Given information |
§

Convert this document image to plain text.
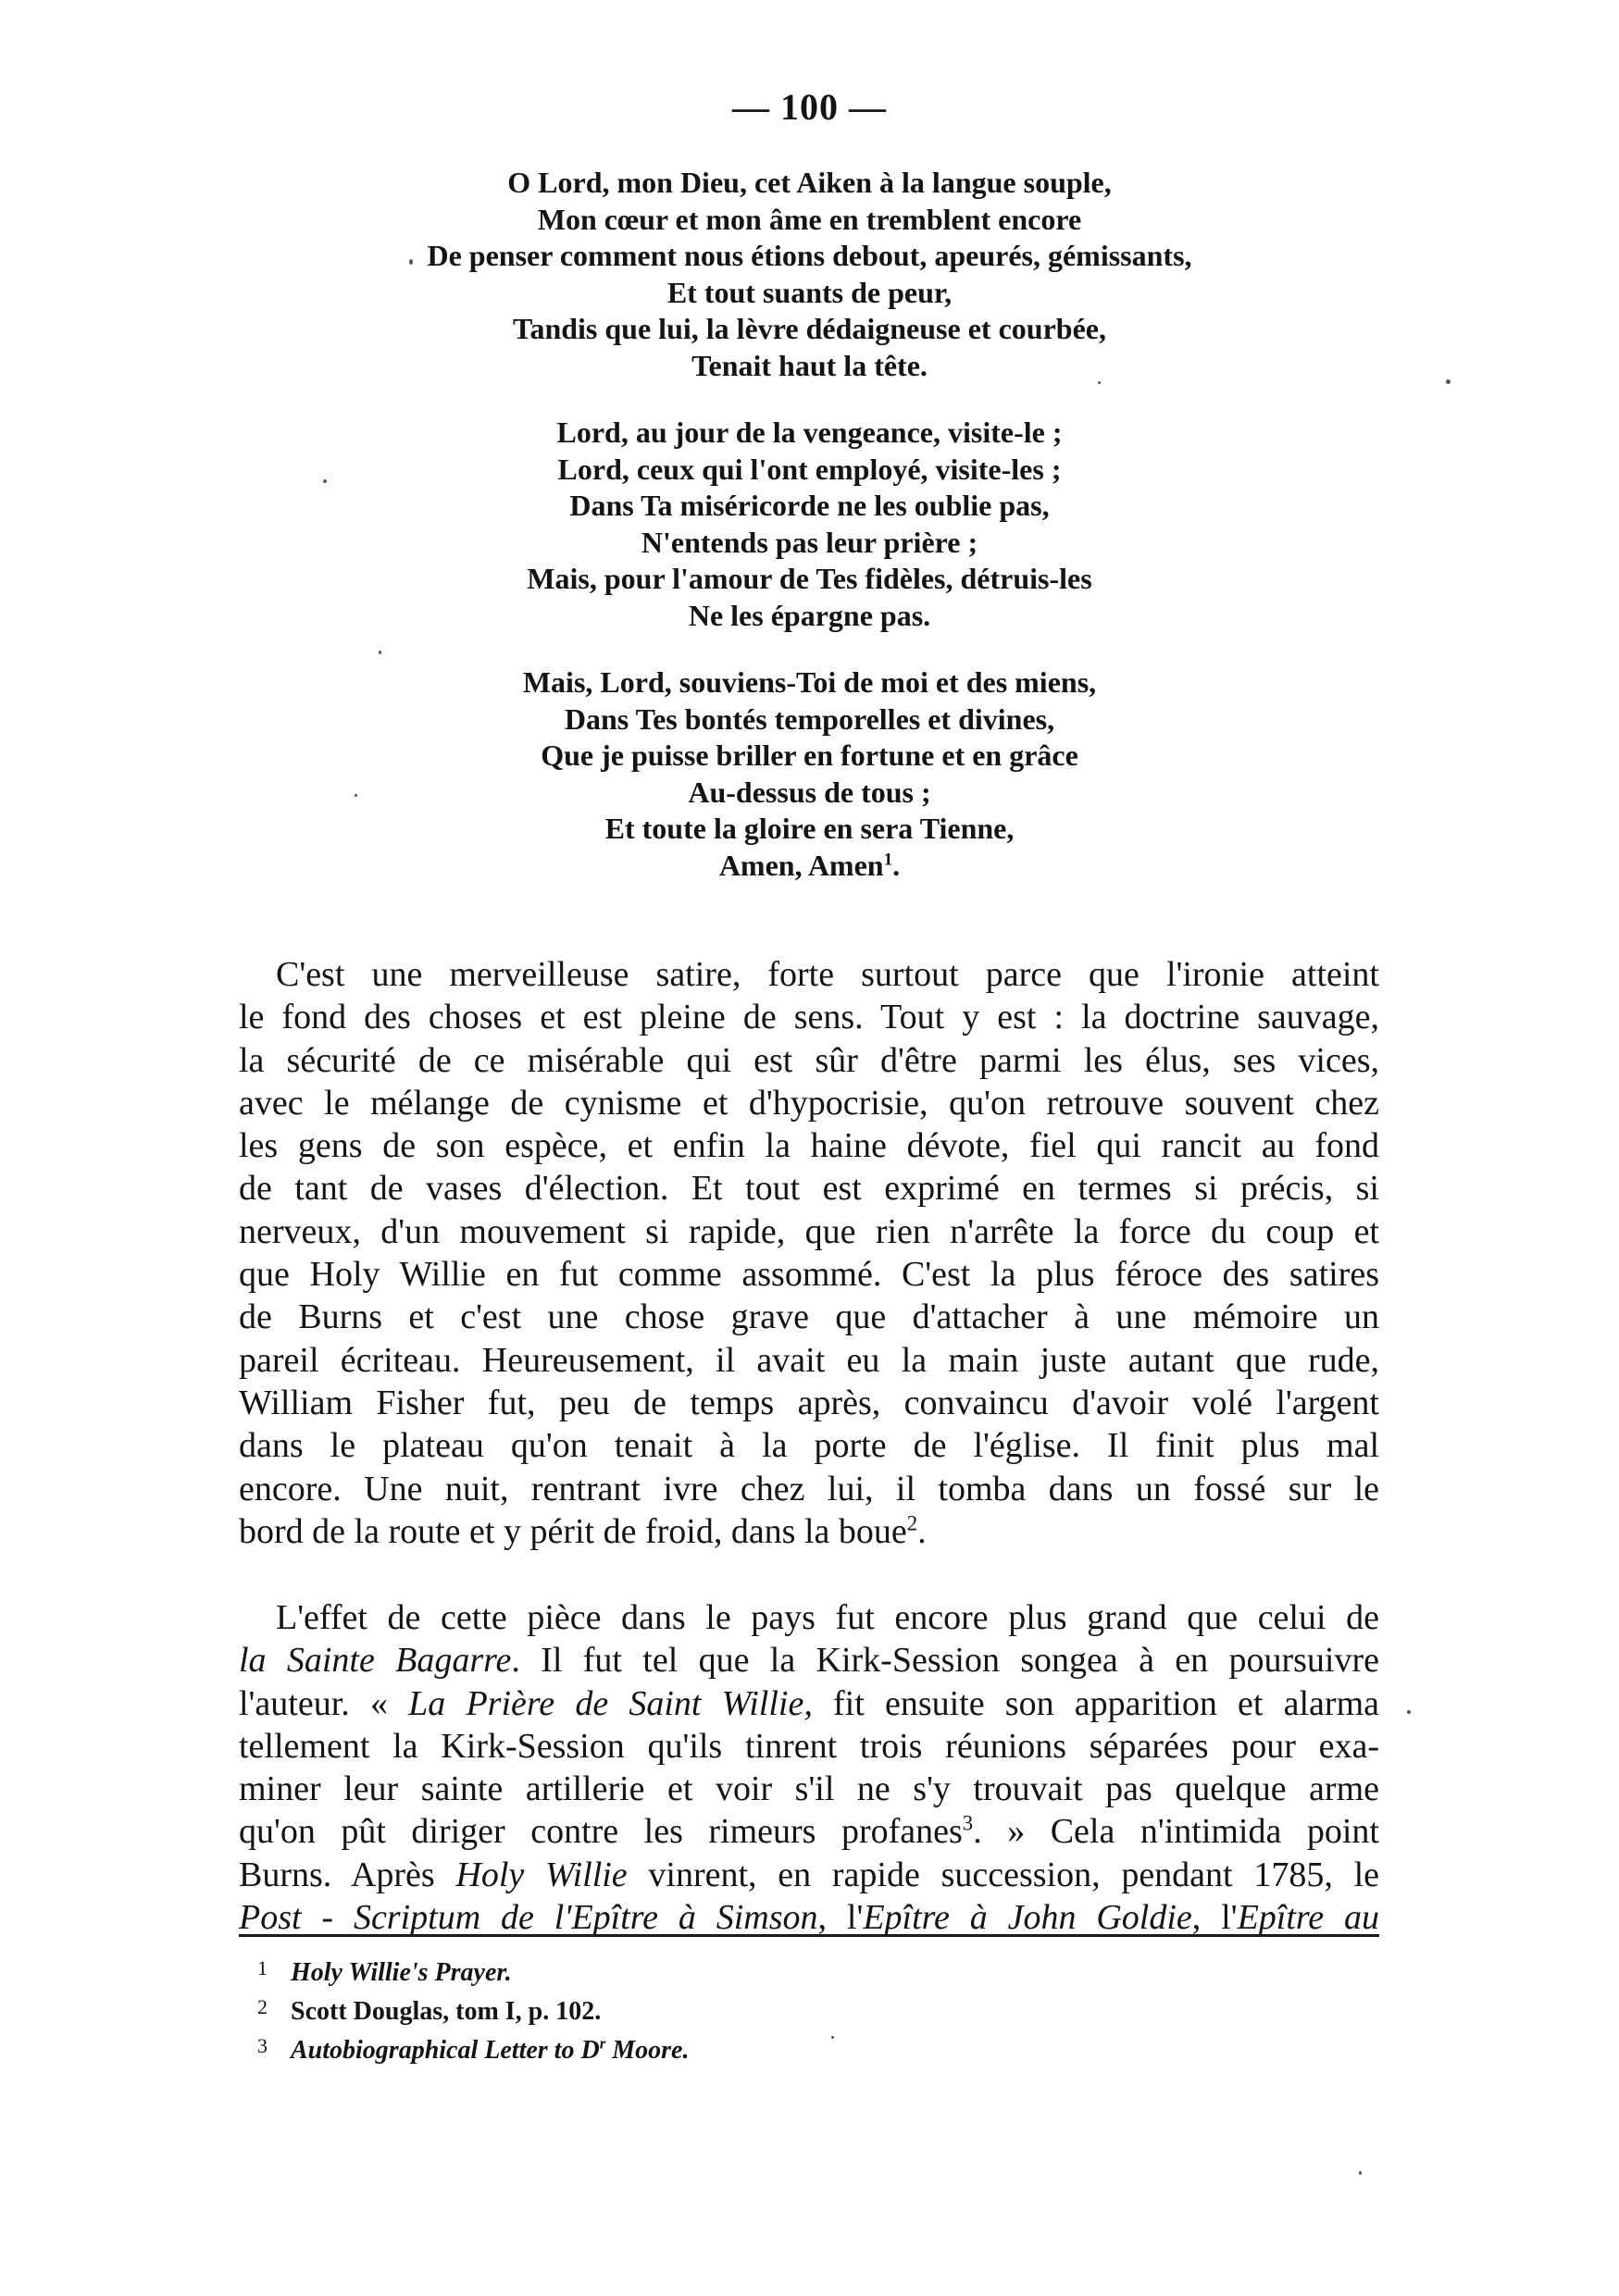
— 100 —
O Lord, mon Dieu, cet Aiken à la langue souple,
Mon cœur et mon âme en tremblent encore
De penser comment nous étions debout, apeurés, gémissants,
Et tout suants de peur,
Tandis que lui, la lèvre dédaigneuse et courbée,
Tenait haut la tête.
Lord, au jour de la vengeance, visite-le ;
Lord, ceux qui l'ont employé, visite-les ;
Dans Ta miséricorde ne les oublie pas,
N'entends pas leur prière ;
Mais, pour l'amour de Tes fidèles, détruis-les
Ne les épargne pas.
Mais, Lord, souviens-Toi de moi et des miens,
Dans Tes bontés temporelles et divines,
Que je puisse briller en fortune et en grâce
Au-dessus de tous ;
Et toute la gloire en sera Tienne,
Amen, Amen$^1$.
C'est une merveilleuse satire, forte surtout parce que l'ironie atteint
le fond des choses et est pleine de sens. Tout y est : la doctrine sauvage,
la sécurité de ce misérable qui est sûr d'être parmi les élus, ses vices,
avec le mélange de cynisme et d'hypocrisie, qu'on retrouve souvent chez
les gens de son espèce, et enfin la haine dévote, fiel qui rancit au fond
de tant de vases d'élection. Et tout est exprimé en termes si précis, si
nerveux, d'un mouvement si rapide, que rien n'arrête la force du coup et
que Holy Willie en fut comme assommé. C'est la plus féroce des satires
de Burns et c'est une chose grave que d'attacher à une mémoire un
pareil écriteau. Heureusement, il avait eu la main juste autant que rude,
William Fisher fut, peu de temps après, convaincu d'avoir volé l'argent
dans le plateau qu'on tenait à la porte de l'église. Il finit plus mal
encore. Une nuit, rentrant ivre chez lui, il tomba dans un fossé sur le
bord de la route et y périt de froid, dans la boue$^2$.
L'effet de cette pièce dans le pays fut encore plus grand que celui de
la Sainte Bagarre. Il fut tel que la Kirk-Session songea à en poursuivre
l'auteur. « La Prière de Saint Willie, fit ensuite son apparition et alarma
tellement la Kirk-Session qu'ils tinrent trois réunions séparées pour exa-
miner leur sainte artillerie et voir s'il ne s'y trouvait pas quelque arme
qu'on pût diriger contre les rimeurs profanes$^3$. » Cela n'intimida point
Burns. Après Holy Willie vinrent, en rapide succession, pendant 1785, le
Post - Scriptum de l'Epître à Simson, l'Epître à John Goldie, l'Epître au
1 Holy Willie's Prayer.
2 Scott Douglas, tom I, p. 102.
3 Autobiographical Letter to D$^r$ Moore.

§

Exercise prompt | Transcribe all of the records above character for character. Exclude the pictures.

Task output |
Convert this document image to plain text.
— 100 —
O Lord, mon Dieu, cet Aiken à la langue souple,
Mon cœur et mon âme en tremblent encore
De penser comment nous étions debout, apeurés, gémissants,
Et tout suants de peur,
Tandis que lui, la lèvre dédaigneuse et courbée,
Tenait haut la tête.
Lord, au jour de la vengeance, visite-le ;
Lord, ceux qui l'ont employé, visite-les ;
Dans Ta miséricorde ne les oublie pas,
N'entends pas leur prière ;
Mais, pour l'amour de Tes fidèles, détruis-les
Ne les épargne pas.
Mais, Lord, souviens-Toi de moi et des miens,
Dans Tes bontés temporelles et divines,
Que je puisse briller en fortune et en grâce
Au-dessus de tous ;
Et toute la gloire en sera Tienne,
Amen, Amen$^1$.
C'est une merveilleuse satire, forte surtout parce que l'ironie atteint
le fond des choses et est pleine de sens. Tout y est : la doctrine sauvage,
la sécurité de ce misérable qui est sûr d'être parmi les élus, ses vices,
avec le mélange de cynisme et d'hypocrisie, qu'on retrouve souvent chez
les gens de son espèce, et enfin la haine dévote, fiel qui rancit au fond
de tant de vases d'élection. Et tout est exprimé en termes si précis, si
nerveux, d'un mouvement si rapide, que rien n'arrête la force du coup et
que Holy Willie en fut comme assommé. C'est la plus féroce des satires
de Burns et c'est une chose grave que d'attacher à une mémoire un
pareil écriteau. Heureusement, il avait eu la main juste autant que rude,
William Fisher fut, peu de temps après, convaincu d'avoir volé l'argent
dans le plateau qu'on tenait à la porte de l'église. Il finit plus mal
encore. Une nuit, rentrant ivre chez lui, il tomba dans un fossé sur le
bord de la route et y périt de froid, dans la boue$^2$.
L'effet de cette pièce dans le pays fut encore plus grand que celui de
la Sainte Bagarre. Il fut tel que la Kirk-Session songea à en poursuivre
l'auteur. « La Prière de Saint Willie, fit ensuite son apparition et alarma
tellement la Kirk-Session qu'ils tinrent trois réunions séparées pour exa-
miner leur sainte artillerie et voir s'il ne s'y trouvait pas quelque arme
qu'on pût diriger contre les rimeurs profanes$^3$. » Cela n'intimida point
Burns. Après Holy Willie vinrent, en rapide succession, pendant 1785, le
Post - Scriptum de l'Epître à Simson, l'Epître à John Goldie, l'Epître au
1 Holy Willie's Prayer.
2 Scott Douglas, tom I, p. 102.
3 Autobiographical Letter to D$^r$ Moore.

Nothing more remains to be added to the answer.